Exercise task ->
Word for word, transcribe the lines below and drop the pictures.

---*---

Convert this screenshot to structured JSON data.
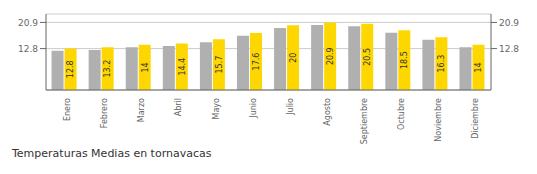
{
  "chart_data": {
    "type": "bar",
    "title": "Temperaturas Medias en tornavacas",
    "categories": [
      "Enero",
      "Febrero",
      "Marzo",
      "Abril",
      "Mayo",
      "Junio",
      "Julio",
      "Agosto",
      "Septiembre",
      "Octubre",
      "Noviembre",
      "Diciembre"
    ],
    "series": [
      {
        "color": "#B0B0B0",
        "values": [
          12.1,
          12.4,
          13.2,
          13.6,
          14.8,
          16.8,
          19.2,
          20.1,
          19.7,
          17.7,
          15.5,
          13.2
        ]
      },
      {
        "color": "#FFD700",
        "values": [
          12.8,
          13.2,
          14.0,
          14.4,
          15.7,
          17.6,
          20.0,
          20.9,
          20.5,
          18.5,
          16.3,
          14.0
        ],
        "data_labels": true
      }
    ],
    "ylim": [
      0,
      23.5
    ],
    "yticks": [
      12.8,
      20.9
    ],
    "y2lim": [
      0,
      23.5
    ],
    "y2ticks": [
      12.8,
      20.9
    ],
    "grid": true
  }
}
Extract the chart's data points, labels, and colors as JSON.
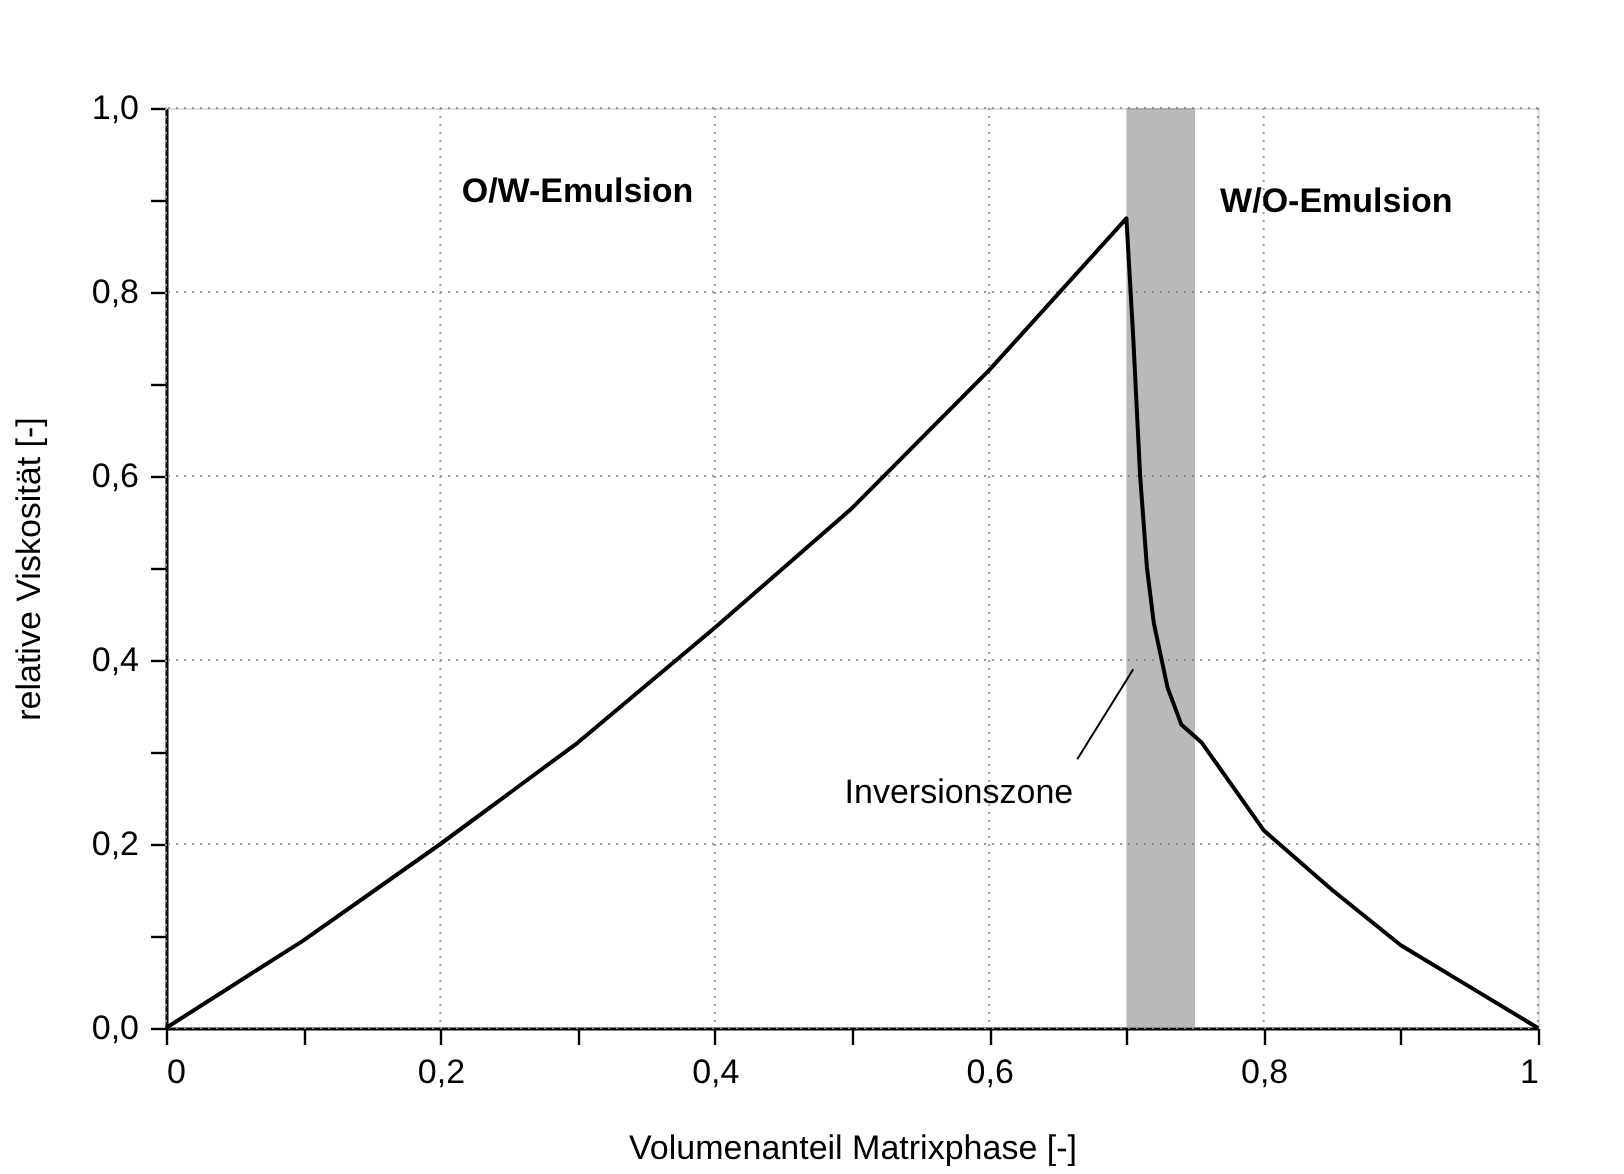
{
  "chart_data": {
    "type": "line",
    "xlabel": "Volumenanteil Matrixphase [-]",
    "ylabel": "relative Viskosität [-]",
    "series": [
      {
        "color": "#000000",
        "x": [
          0,
          0.1,
          0.2,
          0.3,
          0.4,
          0.5,
          0.6,
          0.7,
          0.705,
          0.71,
          0.715,
          0.72,
          0.73,
          0.74,
          0.755,
          0.8,
          0.85,
          0.9,
          0.95,
          1
        ],
        "values": [
          0,
          0.095,
          0.2,
          0.31,
          0.435,
          0.565,
          0.715,
          0.88,
          0.75,
          0.6,
          0.5,
          0.44,
          0.37,
          0.33,
          0.31,
          0.215,
          0.15,
          0.09,
          0.045,
          0
        ]
      }
    ],
    "xlim": [
      0,
      1
    ],
    "ylim": [
      0,
      1
    ],
    "xticks": [
      0,
      {
        "value": 0.1,
        "label": null
      },
      {
        "value": 0.2,
        "label": "0,2"
      },
      {
        "value": 0.3,
        "label": null
      },
      {
        "value": 0.4,
        "label": "0,4"
      },
      {
        "value": 0.5,
        "label": null
      },
      {
        "value": 0.6,
        "label": "0,6"
      },
      {
        "value": 0.7,
        "label": null
      },
      {
        "value": 0.8,
        "label": "0,8"
      },
      {
        "value": 0.9,
        "label": null
      },
      1
    ],
    "yticks": [
      {
        "value": 0,
        "label": "0,0"
      },
      {
        "value": 0.1,
        "label": null
      },
      {
        "value": 0.2,
        "label": "0,2"
      },
      {
        "value": 0.3,
        "label": null
      },
      {
        "value": 0.4,
        "label": "0,4"
      },
      {
        "value": 0.5,
        "label": null
      },
      {
        "value": 0.6,
        "label": "0,6"
      },
      {
        "value": 0.7,
        "label": null
      },
      {
        "value": 0.8,
        "label": "0,8"
      },
      {
        "value": 0.9,
        "label": null
      },
      {
        "value": 1,
        "label": "1,0"
      }
    ],
    "grid": true,
    "line_style": "solid",
    "marker": "none",
    "bands": [
      {
        "axis": "x",
        "from": 0.7,
        "to": 0.75,
        "color": "#808080"
      }
    ],
    "annotations": [
      "O/W-Emulsion",
      "W/O-Emulsion",
      {
        "text": "Inversionszone",
        "x": 0.705,
        "y": 0.39
      }
    ]
  }
}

---*---

Expected output ->
Convert this screenshot to structured JSON data.
{
  "chart_data": {
    "type": "bar",
    "title": "Temperaturas Medias en tornavacas",
    "categories": [
      "Enero",
      "Febrero",
      "Marzo",
      "Abril",
      "Mayo",
      "Junio",
      "Julio",
      "Agosto",
      "Septiembre",
      "Octubre",
      "Noviembre",
      "Diciembre"
    ],
    "series": [
      {
        "color": "#B0B0B0",
        "values": [
          12.1,
          12.4,
          13.2,
          13.6,
          14.8,
          16.8,
          19.2,
          20.1,
          19.7,
          17.7,
          15.5,
          13.2
        ]
      },
      {
        "color": "#FFD700",
        "values": [
          12.8,
          13.2,
          14.0,
          14.4,
          15.7,
          17.6,
          20.0,
          20.9,
          20.5,
          18.5,
          16.3,
          14.0
        ],
        "data_labels": true
      }
    ],
    "ylim": [
      0,
      23.5
    ],
    "yticks": [
      12.8,
      20.9
    ],
    "y2lim": [
      0,
      23.5
    ],
    "y2ticks": [
      12.8,
      20.9
    ],
    "grid": true
  }
}
Extract the chart's data points, labels, and colors as JSON.
{
  "chart_data": {
    "type": "line",
    "xlabel": "Volumenanteil Matrixphase [-]",
    "ylabel": "relative Viskosität [-]",
    "series": [
      {
        "color": "#000000",
        "x": [
          0,
          0.1,
          0.2,
          0.3,
          0.4,
          0.5,
          0.6,
          0.7,
          0.705,
          0.71,
          0.715,
          0.72,
          0.73,
          0.74,
          0.755,
          0.8,
          0.85,
          0.9,
          0.95,
          1
        ],
        "values": [
          0,
          0.095,
          0.2,
          0.31,
          0.435,
          0.565,
          0.715,
          0.88,
          0.75,
          0.6,
          0.5,
          0.44,
          0.37,
          0.33,
          0.31,
          0.215,
          0.15,
          0.09,
          0.045,
          0
        ]
      }
    ],
    "xlim": [
      0,
      1
    ],
    "ylim": [
      0,
      1
    ],
    "xticks": [
      0,
      {
        "value": 0.1,
        "label": null
      },
      {
        "value": 0.2,
        "label": "0,2"
      },
      {
        "value": 0.3,
        "label": null
      },
      {
        "value": 0.4,
        "label": "0,4"
      },
      {
        "value": 0.5,
        "label": null
      },
      {
        "value": 0.6,
        "label": "0,6"
      },
      {
        "value": 0.7,
        "label": null
      },
      {
        "value": 0.8,
        "label": "0,8"
      },
      {
        "value": 0.9,
        "label": null
      },
      1
    ],
    "yticks": [
      {
        "value": 0,
        "label": "0,0"
      },
      {
        "value": 0.1,
        "label": null
      },
      {
        "value": 0.2,
        "label": "0,2"
      },
      {
        "value": 0.3,
        "label": null
      },
      {
        "value": 0.4,
        "label": "0,4"
      },
      {
        "value": 0.5,
        "label": null
      },
      {
        "value": 0.6,
        "label": "0,6"
      },
      {
        "value": 0.7,
        "label": null
      },
      {
        "value": 0.8,
        "label": "0,8"
      },
      {
        "value": 0.9,
        "label": null
      },
      {
        "value": 1,
        "label": "1,0"
      }
    ],
    "grid": true,
    "line_style": "solid",
    "marker": "none",
    "bands": [
      {
        "axis": "x",
        "from": 0.7,
        "to": 0.75,
        "color": "#808080"
      }
    ],
    "annotations": [
      "O/W-Emulsion",
      "W/O-Emulsion",
      {
        "text": "Inversionszone",
        "x": 0.705,
        "y": 0.39
      }
    ]
  }
}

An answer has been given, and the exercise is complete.